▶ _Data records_
◇ ◇ ◇ ◇

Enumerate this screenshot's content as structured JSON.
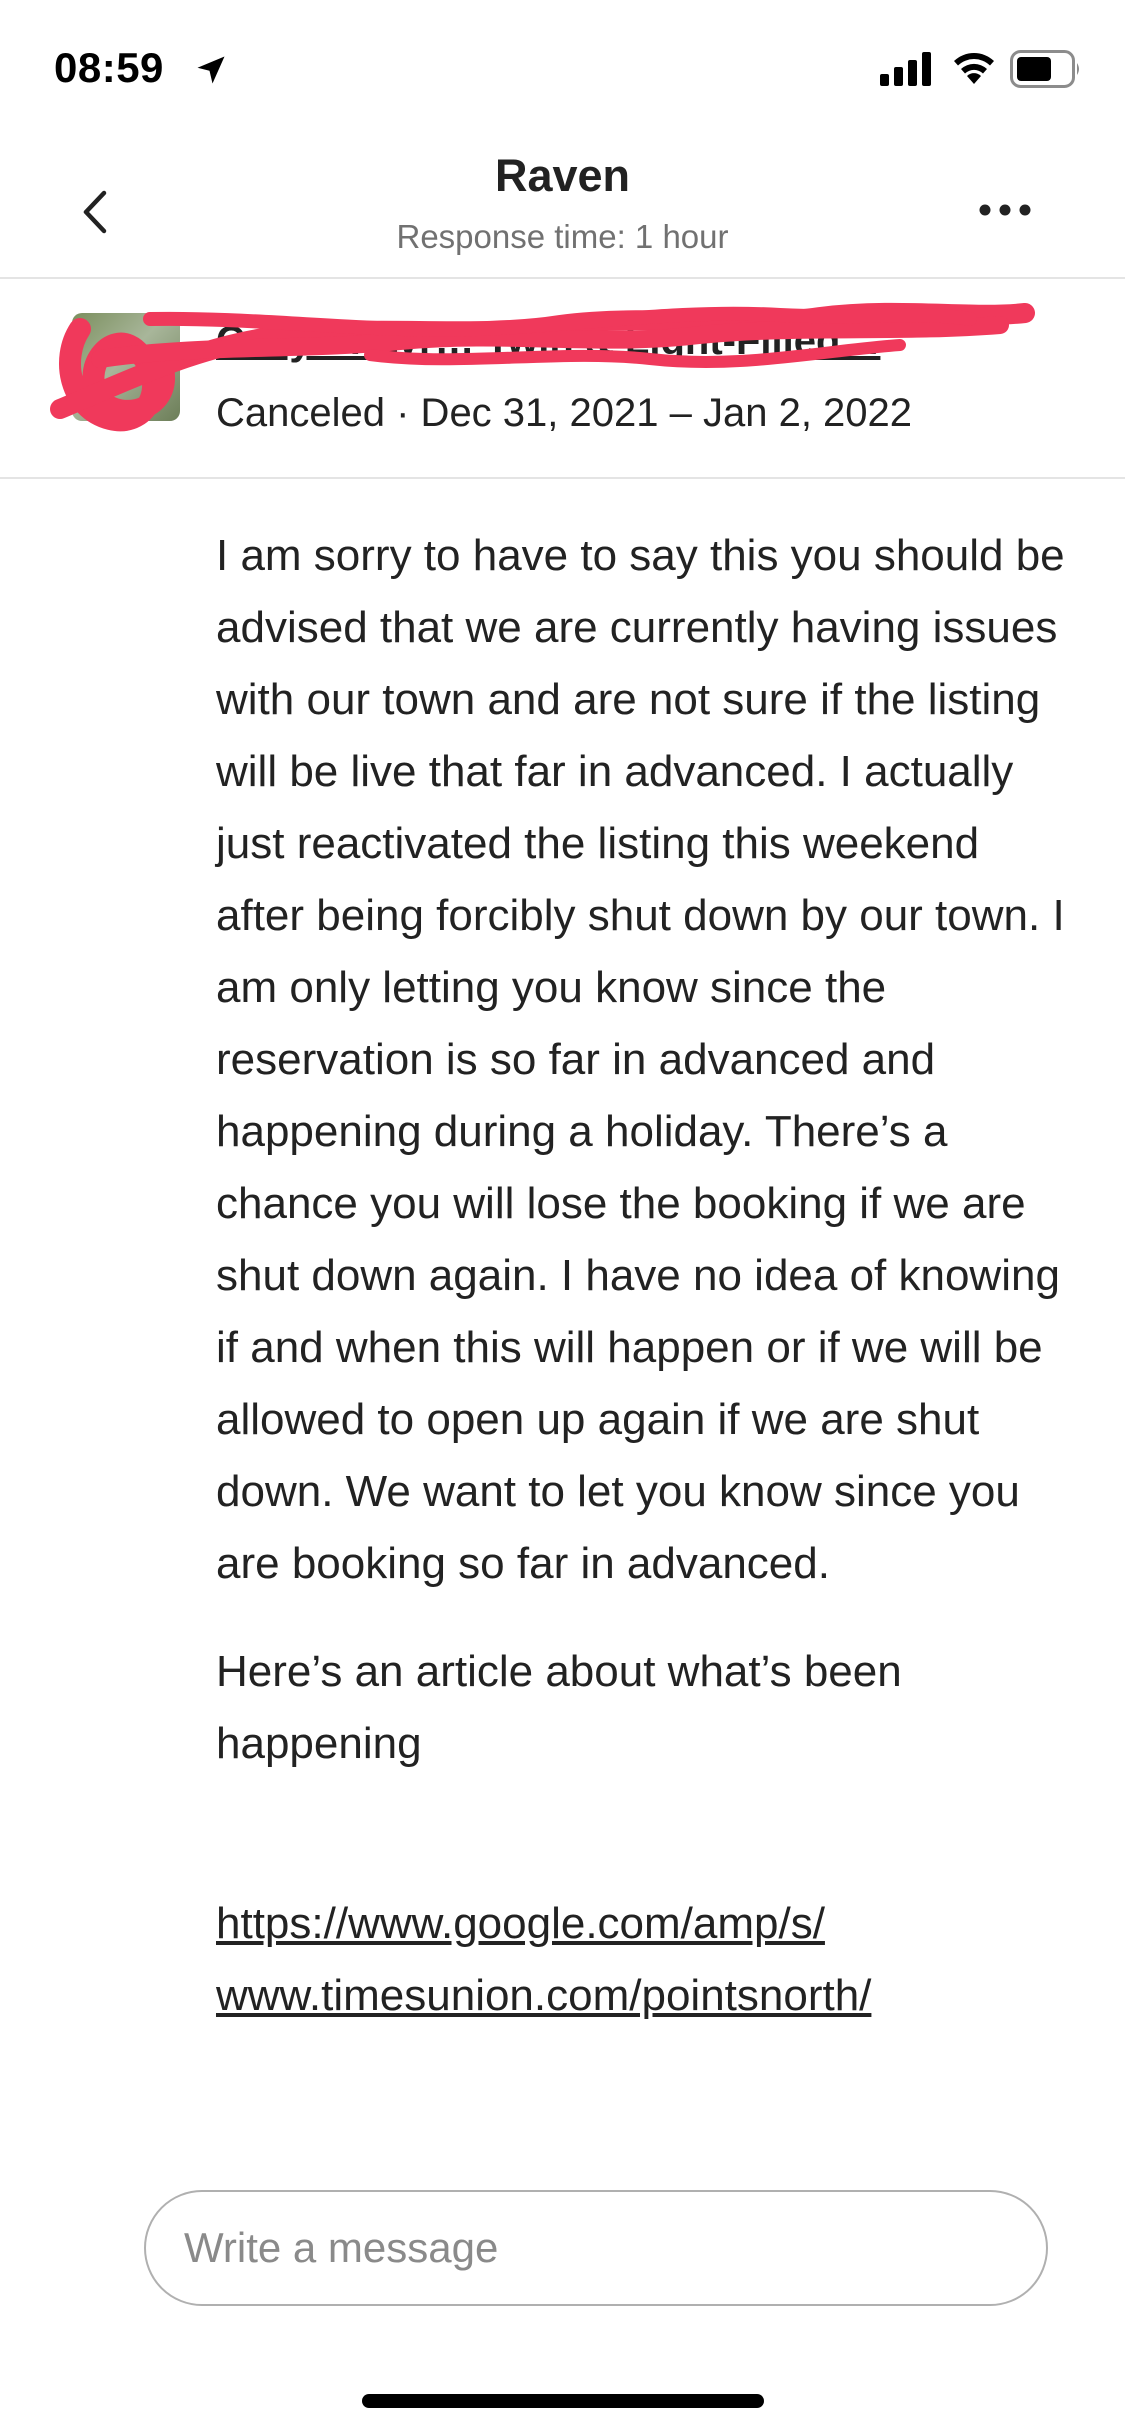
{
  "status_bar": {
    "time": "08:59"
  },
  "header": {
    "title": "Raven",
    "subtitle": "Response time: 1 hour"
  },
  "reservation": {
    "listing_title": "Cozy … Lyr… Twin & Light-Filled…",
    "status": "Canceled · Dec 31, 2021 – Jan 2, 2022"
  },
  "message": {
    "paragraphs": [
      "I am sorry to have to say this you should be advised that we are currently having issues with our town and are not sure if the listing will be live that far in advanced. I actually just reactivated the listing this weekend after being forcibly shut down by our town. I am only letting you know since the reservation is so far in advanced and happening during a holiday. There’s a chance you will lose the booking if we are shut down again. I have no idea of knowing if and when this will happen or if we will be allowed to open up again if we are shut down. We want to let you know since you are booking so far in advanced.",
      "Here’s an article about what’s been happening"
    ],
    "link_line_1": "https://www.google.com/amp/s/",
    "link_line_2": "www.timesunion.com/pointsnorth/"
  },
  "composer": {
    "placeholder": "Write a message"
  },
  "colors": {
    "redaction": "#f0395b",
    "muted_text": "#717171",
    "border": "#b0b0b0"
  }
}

◇ ◇ ◇ ◇

▶ _OBJECTIVE_
From the listing above, collect every line that mentions the word "message".

▶ _ANSWER FOR THIS EXERCISE_
  "message": {
    "placeholder": "Write a message"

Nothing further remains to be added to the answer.